§ **Challenge**
In the data below, find each line containing the string "δουλειά" and return it.

+++ Excerpted records +++

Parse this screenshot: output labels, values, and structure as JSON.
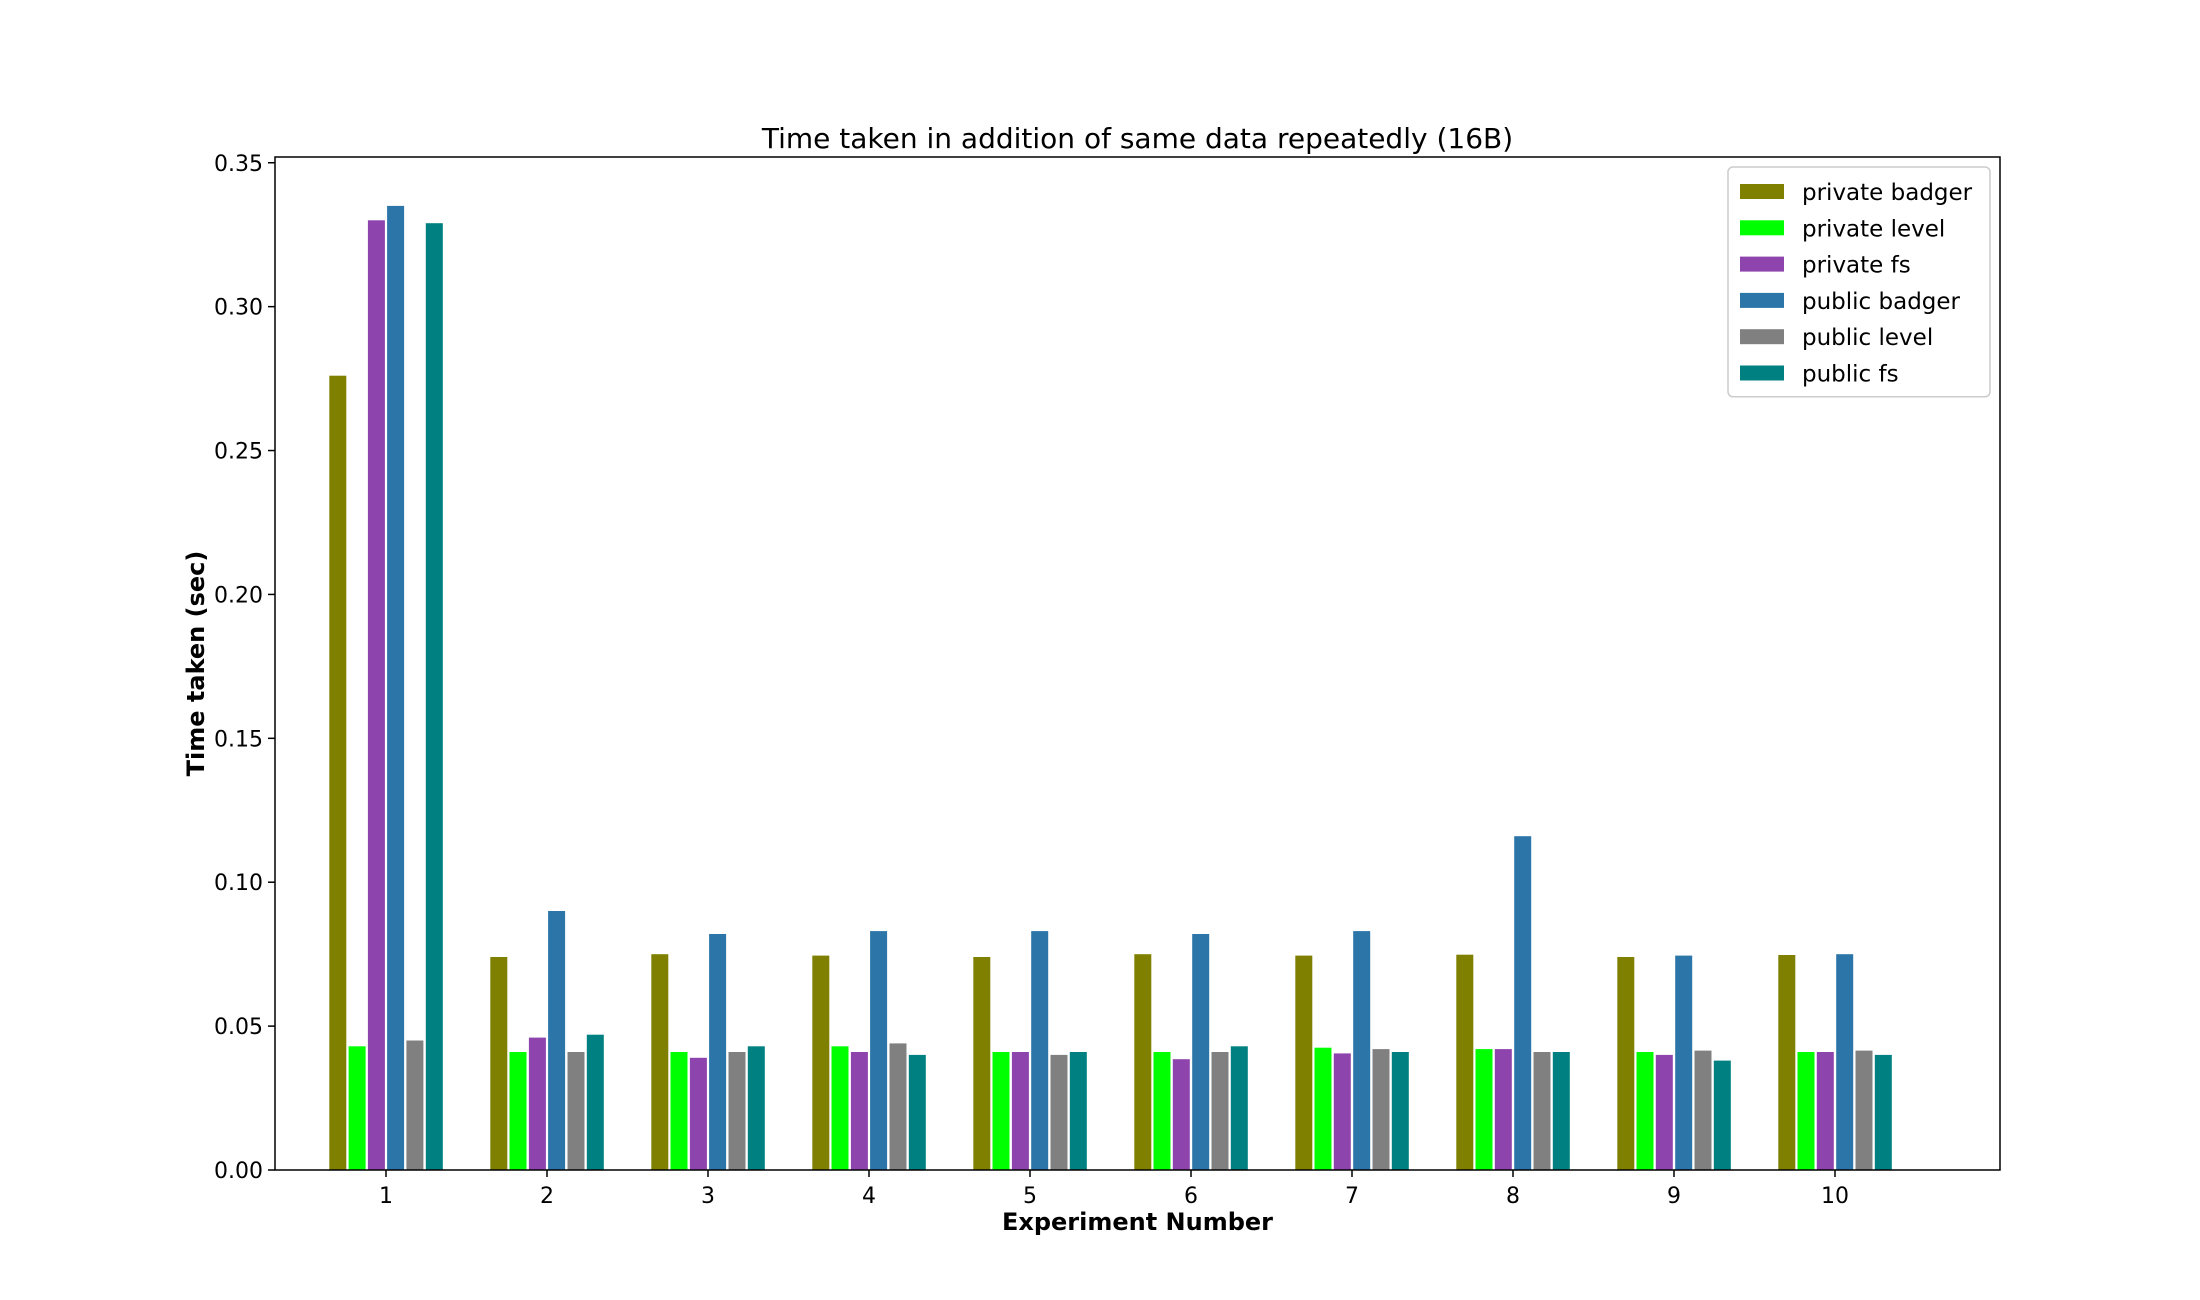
{
  "chart_data": {
    "type": "bar",
    "title": "Time taken in addition of same data repeatedly (16B)",
    "xlabel": "Experiment Number",
    "ylabel": "Time taken (sec)",
    "ylim": [
      0,
      0.352
    ],
    "yticks": [
      "0.00",
      "0.05",
      "0.10",
      "0.15",
      "0.20",
      "0.25",
      "0.30",
      "0.35"
    ],
    "categories": [
      "1",
      "2",
      "3",
      "4",
      "5",
      "6",
      "7",
      "8",
      "9",
      "10"
    ],
    "legend_position": "top-right",
    "grid": false,
    "series": [
      {
        "name": "private badger",
        "color": "#808000",
        "values": [
          0.276,
          0.074,
          0.075,
          0.0745,
          0.074,
          0.075,
          0.0745,
          0.0748,
          0.074,
          0.0747
        ]
      },
      {
        "name": "private level",
        "color": "#00ff00",
        "values": [
          0.043,
          0.041,
          0.041,
          0.043,
          0.041,
          0.041,
          0.0425,
          0.042,
          0.041,
          0.041
        ]
      },
      {
        "name": "private fs",
        "color": "#8e44ad",
        "values": [
          0.33,
          0.046,
          0.039,
          0.041,
          0.041,
          0.0385,
          0.0405,
          0.042,
          0.04,
          0.041
        ]
      },
      {
        "name": "public badger",
        "color": "#2c75a8",
        "values": [
          0.335,
          0.09,
          0.082,
          0.083,
          0.083,
          0.082,
          0.083,
          0.116,
          0.0745,
          0.075
        ]
      },
      {
        "name": "public level",
        "color": "#808080",
        "values": [
          0.045,
          0.041,
          0.041,
          0.044,
          0.04,
          0.041,
          0.042,
          0.041,
          0.0415,
          0.0415
        ]
      },
      {
        "name": "public fs",
        "color": "#008080",
        "values": [
          0.329,
          0.047,
          0.043,
          0.04,
          0.041,
          0.043,
          0.041,
          0.041,
          0.038,
          0.04
        ]
      }
    ]
  }
}
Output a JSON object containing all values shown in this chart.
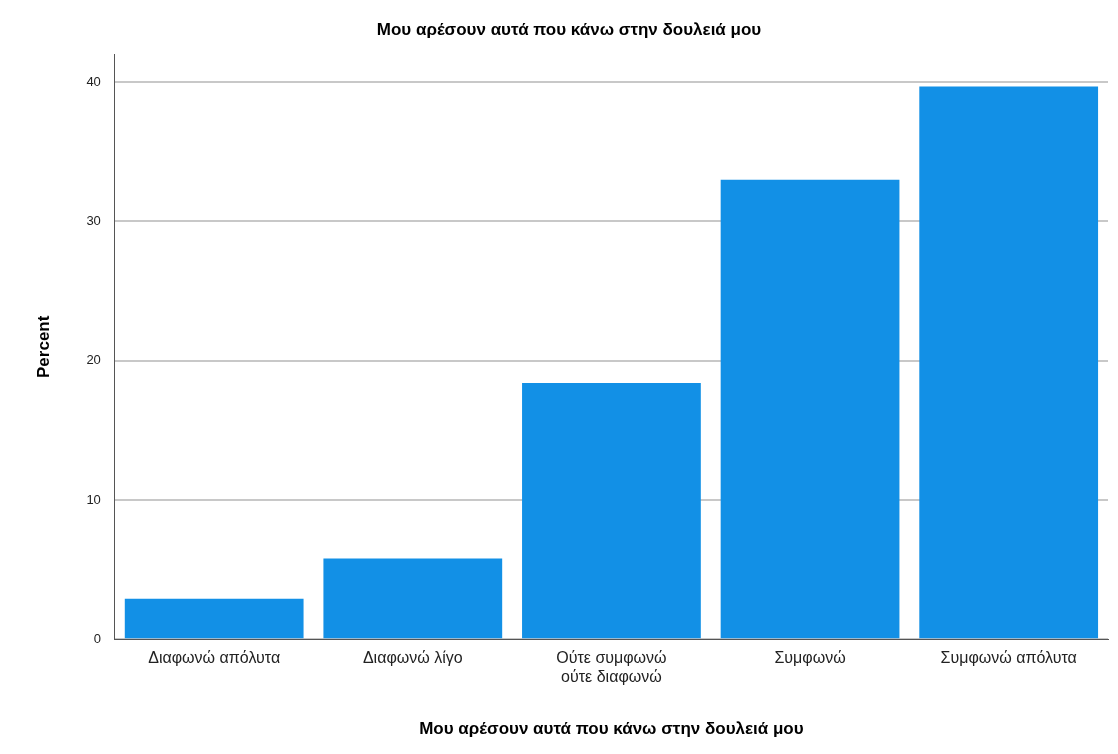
{
  "chart_data": {
    "type": "bar",
    "title": "Μου αρέσουν αυτά που κάνω στην δουλειά μου",
    "xlabel": "Μου αρέσουν αυτά που κάνω στην δουλειά μου",
    "ylabel": "Percent",
    "categories": [
      "Διαφωνώ απόλυτα",
      "Διαφωνώ λίγο",
      "Ούτε συμφωνώ ούτε διαφωνώ",
      "Συμφωνώ",
      "Συμφωνώ απόλυτα"
    ],
    "values": [
      2.9,
      5.8,
      18.4,
      33.0,
      39.7
    ],
    "color": "#1290e6",
    "ylim": [
      0,
      42
    ],
    "yticks": [
      0,
      10,
      20,
      30,
      40
    ],
    "grid": "y",
    "legend": false
  }
}
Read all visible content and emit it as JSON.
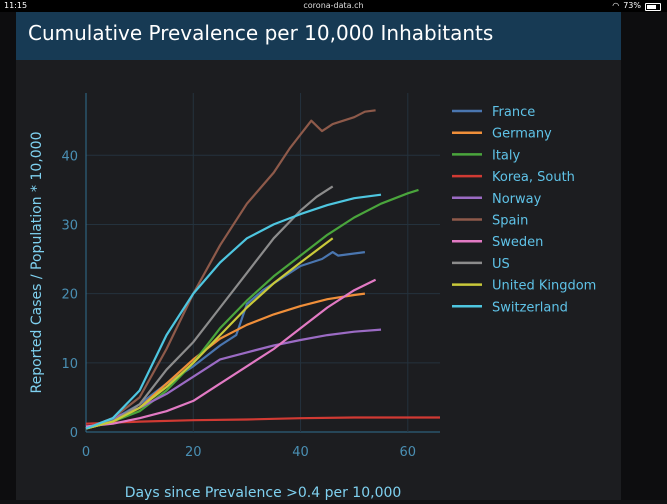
{
  "status": {
    "time": "11:15",
    "url": "corona-data.ch",
    "battery": "73%"
  },
  "header": {
    "title": "Cumulative Prevalence per 10,000 Inhabitants"
  },
  "chart_data": {
    "type": "line",
    "title": "Cumulative Prevalence per 10,000 Inhabitants",
    "xlabel": "Days since Prevalence >0.4 per 10,000",
    "ylabel": "Reported Cases / Population * 10,000",
    "xlim": [
      0,
      66
    ],
    "ylim": [
      0,
      49
    ],
    "xticks": [
      0,
      20,
      40,
      60
    ],
    "yticks": [
      0,
      10,
      20,
      30,
      40
    ],
    "series": [
      {
        "name": "France",
        "color": "#4a76b0",
        "x": [
          0,
          5,
          10,
          15,
          20,
          25,
          28,
          30,
          33,
          36,
          40,
          44,
          46,
          47,
          52
        ],
        "y": [
          0.5,
          1.8,
          4,
          7,
          9.5,
          12.5,
          14,
          18.5,
          20.5,
          22,
          24,
          25,
          26,
          25.5,
          26
        ]
      },
      {
        "name": "Germany",
        "color": "#f08f3a",
        "x": [
          0,
          5,
          10,
          15,
          20,
          25,
          30,
          35,
          40,
          45,
          50,
          52
        ],
        "y": [
          0.5,
          1.5,
          3.5,
          7,
          10.5,
          13.5,
          15.5,
          17,
          18.2,
          19.2,
          19.8,
          20
        ]
      },
      {
        "name": "Italy",
        "color": "#4aa53c",
        "x": [
          0,
          5,
          10,
          15,
          20,
          25,
          30,
          35,
          40,
          45,
          50,
          55,
          60,
          62
        ],
        "y": [
          0.5,
          1.5,
          3,
          6,
          10,
          15,
          19,
          22.5,
          25.5,
          28.5,
          31,
          33,
          34.5,
          35
        ]
      },
      {
        "name": "Korea, South",
        "color": "#d13a33",
        "x": [
          0,
          10,
          20,
          30,
          40,
          50,
          60,
          66
        ],
        "y": [
          1.2,
          1.5,
          1.7,
          1.8,
          2,
          2.1,
          2.1,
          2.1
        ]
      },
      {
        "name": "Norway",
        "color": "#9b6bc4",
        "x": [
          0,
          5,
          10,
          15,
          20,
          25,
          30,
          35,
          40,
          45,
          50,
          55
        ],
        "y": [
          0.5,
          2,
          3.5,
          5.5,
          8,
          10.5,
          11.5,
          12.5,
          13.3,
          14,
          14.5,
          14.8
        ]
      },
      {
        "name": "Spain",
        "color": "#8e5a4a",
        "x": [
          0,
          5,
          10,
          15,
          20,
          25,
          30,
          35,
          38,
          40,
          42,
          44,
          45,
          46,
          50,
          52,
          54
        ],
        "y": [
          0.5,
          2,
          5,
          12,
          20,
          27,
          33,
          37.5,
          41,
          43,
          45,
          43.5,
          44,
          44.5,
          45.5,
          46.3,
          46.5
        ]
      },
      {
        "name": "Sweden",
        "color": "#e27ac4",
        "x": [
          0,
          5,
          10,
          15,
          20,
          25,
          30,
          35,
          40,
          45,
          50,
          54
        ],
        "y": [
          0.8,
          1.2,
          2,
          3,
          4.5,
          7,
          9.5,
          12,
          15,
          18,
          20.5,
          22
        ]
      },
      {
        "name": "US",
        "color": "#8c8c8c",
        "x": [
          0,
          5,
          10,
          15,
          20,
          25,
          30,
          35,
          40,
          43,
          46
        ],
        "y": [
          0.5,
          1.5,
          4,
          9,
          13,
          18,
          23,
          28,
          32,
          34,
          35.5
        ]
      },
      {
        "name": "United Kingdom",
        "color": "#c9c93a",
        "x": [
          0,
          5,
          10,
          15,
          20,
          25,
          30,
          35,
          40,
          46
        ],
        "y": [
          0.5,
          1.5,
          3.5,
          6.5,
          10,
          14,
          18,
          21.5,
          24.5,
          28
        ]
      },
      {
        "name": "Switzerland",
        "color": "#4ec6e0",
        "x": [
          0,
          5,
          10,
          15,
          20,
          25,
          30,
          35,
          40,
          45,
          50,
          55
        ],
        "y": [
          0.5,
          2,
          6,
          14,
          20,
          24.5,
          28,
          30,
          31.5,
          32.8,
          33.8,
          34.3
        ]
      }
    ]
  }
}
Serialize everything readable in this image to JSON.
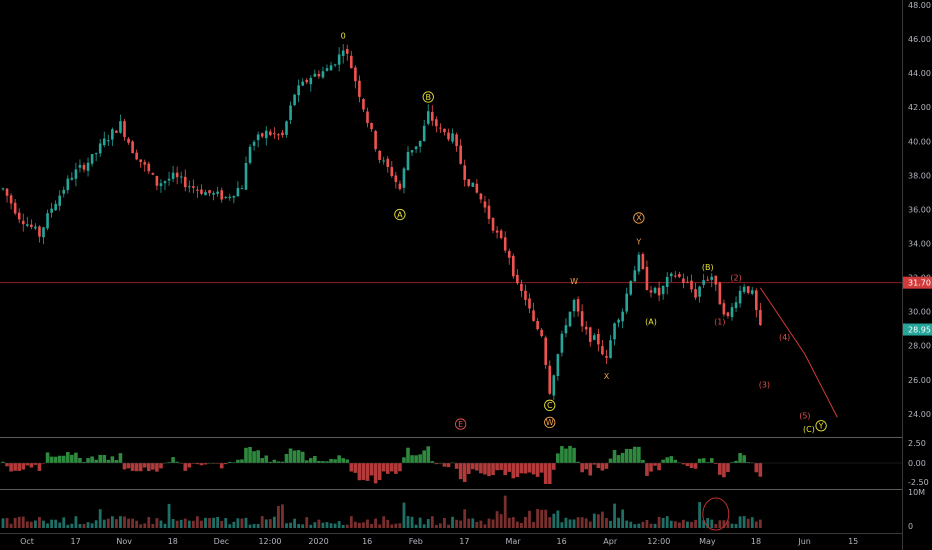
{
  "chart_data": {
    "type": "candlestick",
    "title": "",
    "price_axis": {
      "min": 22.7,
      "max": 48.0,
      "ticks": [
        "48.00",
        "46.00",
        "44.00",
        "42.00",
        "40.00",
        "38.00",
        "36.00",
        "34.00",
        "32.00",
        "30.00",
        "28.00",
        "26.00",
        "24.00"
      ]
    },
    "x_axis": {
      "labels": [
        "Oct",
        "17",
        "Nov",
        "18",
        "Dec",
        "12:00",
        "2020",
        "16",
        "Feb",
        "17",
        "Mar",
        "16",
        "Apr",
        "12:00",
        "May",
        "18",
        "Jun",
        "15"
      ],
      "session_index": [
        0,
        12,
        24,
        36,
        48,
        60,
        72,
        84,
        96,
        108,
        120,
        132,
        144,
        156,
        168,
        180,
        192,
        204
      ]
    },
    "price_series": [
      [
        0,
        37.2
      ],
      [
        4,
        35.6
      ],
      [
        9,
        34.5
      ],
      [
        12,
        36.1
      ],
      [
        17,
        38.0
      ],
      [
        22,
        39.0
      ],
      [
        25,
        40.0
      ],
      [
        29,
        41.0
      ],
      [
        32,
        39.5
      ],
      [
        35,
        38.5
      ],
      [
        38,
        37.5
      ],
      [
        42,
        37.9
      ],
      [
        47,
        37.3
      ],
      [
        50,
        37.0
      ],
      [
        55,
        36.7
      ],
      [
        59,
        37.4
      ],
      [
        61,
        39.8
      ],
      [
        65,
        40.5
      ],
      [
        69,
        40.3
      ],
      [
        72,
        42.8
      ],
      [
        76,
        43.8
      ],
      [
        80,
        44.2
      ],
      [
        83,
        45.0
      ],
      [
        84,
        45.6
      ],
      [
        86,
        44.4
      ],
      [
        90,
        41.2
      ],
      [
        93,
        39.0
      ],
      [
        96,
        38.1
      ],
      [
        98,
        37.2
      ],
      [
        100,
        39.4
      ],
      [
        103,
        40.0
      ],
      [
        105,
        41.6
      ],
      [
        108,
        40.6
      ],
      [
        111,
        40.2
      ],
      [
        114,
        38.0
      ],
      [
        118,
        36.6
      ],
      [
        122,
        34.5
      ],
      [
        125,
        33.3
      ],
      [
        127,
        31.4
      ],
      [
        129,
        30.8
      ],
      [
        131,
        29.3
      ],
      [
        133,
        28.7
      ],
      [
        135,
        25.4
      ],
      [
        137,
        27.5
      ],
      [
        139,
        29.4
      ],
      [
        141,
        30.6
      ],
      [
        143,
        29.0
      ],
      [
        145,
        28.5
      ],
      [
        147,
        28.2
      ],
      [
        149,
        27.1
      ],
      [
        151,
        29.5
      ],
      [
        153,
        30.1
      ],
      [
        155,
        32.0
      ],
      [
        157,
        33.1
      ],
      [
        159,
        31.5
      ],
      [
        162,
        31.0
      ],
      [
        164,
        31.8
      ],
      [
        166,
        32.2
      ],
      [
        169,
        31.6
      ],
      [
        171,
        31.0
      ],
      [
        173,
        31.9
      ],
      [
        175,
        32.1
      ],
      [
        177,
        30.6
      ],
      [
        179,
        29.6
      ],
      [
        181,
        30.8
      ],
      [
        183,
        31.6
      ],
      [
        185,
        31.0
      ],
      [
        187,
        28.95
      ]
    ],
    "projection": [
      [
        187,
        31.4
      ],
      [
        198,
        27.5
      ],
      [
        206,
        23.8
      ]
    ],
    "last_price": "28.95",
    "horizontal_line": {
      "value": 31.7,
      "label": "31.70"
    },
    "wave_labels": [
      {
        "text": "0",
        "i": 84,
        "v": 46.2,
        "color": "#e8e03a",
        "circle": false
      },
      {
        "text": "B",
        "i": 105,
        "v": 42.6,
        "color": "#e8e03a",
        "circle": true
      },
      {
        "text": "A",
        "i": 98,
        "v": 35.7,
        "color": "#e8e03a",
        "circle": true
      },
      {
        "text": "X",
        "i": 157,
        "v": 35.5,
        "color": "#f0a048",
        "circle": true
      },
      {
        "text": "Y",
        "i": 157,
        "v": 34.1,
        "color": "#f0a048",
        "circle": false
      },
      {
        "text": "W",
        "i": 141,
        "v": 31.8,
        "color": "#f0a048",
        "circle": false
      },
      {
        "text": "X",
        "i": 149,
        "v": 26.2,
        "color": "#f0a048",
        "circle": false
      },
      {
        "text": "C",
        "i": 135,
        "v": 24.5,
        "color": "#e8e03a",
        "circle": true
      },
      {
        "text": "W",
        "i": 135,
        "v": 23.5,
        "color": "#f0a048",
        "circle": true
      },
      {
        "text": "(A)",
        "i": 160,
        "v": 29.4,
        "color": "#e8e03a",
        "circle": false
      },
      {
        "text": "(B)",
        "i": 174,
        "v": 32.6,
        "color": "#e8e03a",
        "circle": false
      },
      {
        "text": "(2)",
        "i": 181,
        "v": 32.0,
        "color": "#e05050",
        "circle": false
      },
      {
        "text": "(1)",
        "i": 177,
        "v": 29.4,
        "color": "#e05050",
        "circle": false
      },
      {
        "text": "(4)",
        "i": 193,
        "v": 28.5,
        "color": "#e05050",
        "circle": false
      },
      {
        "text": "(3)",
        "i": 188,
        "v": 25.7,
        "color": "#e05050",
        "circle": false
      },
      {
        "text": "(5)",
        "i": 198,
        "v": 23.9,
        "color": "#e05050",
        "circle": false
      },
      {
        "text": "(C)",
        "i": 199,
        "v": 23.1,
        "color": "#e8e03a",
        "circle": false
      },
      {
        "text": "Y",
        "i": 202,
        "v": 23.3,
        "color": "#e8e03a",
        "circle": true
      },
      {
        "text": "E",
        "i": 113,
        "v": 23.4,
        "color": "#e05050",
        "circle": true
      }
    ],
    "oscillator_axis": {
      "ticks": [
        "2.50",
        "0.00",
        "-2.50"
      ]
    },
    "volume_axis": {
      "ticks": [
        "10M",
        "0"
      ]
    }
  },
  "colors": {
    "up": "#26a69a",
    "down": "#ef5350",
    "grid": "#1c1c1c",
    "axis_text": "#b2b5be"
  }
}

+++

§ **The completed task**
    "title": "Μου αρέσουν αυτά που κάνω στην δουλειά μου",
    "xlabel": "Μου αρέσουν αυτά που κάνω στην δουλειά μου",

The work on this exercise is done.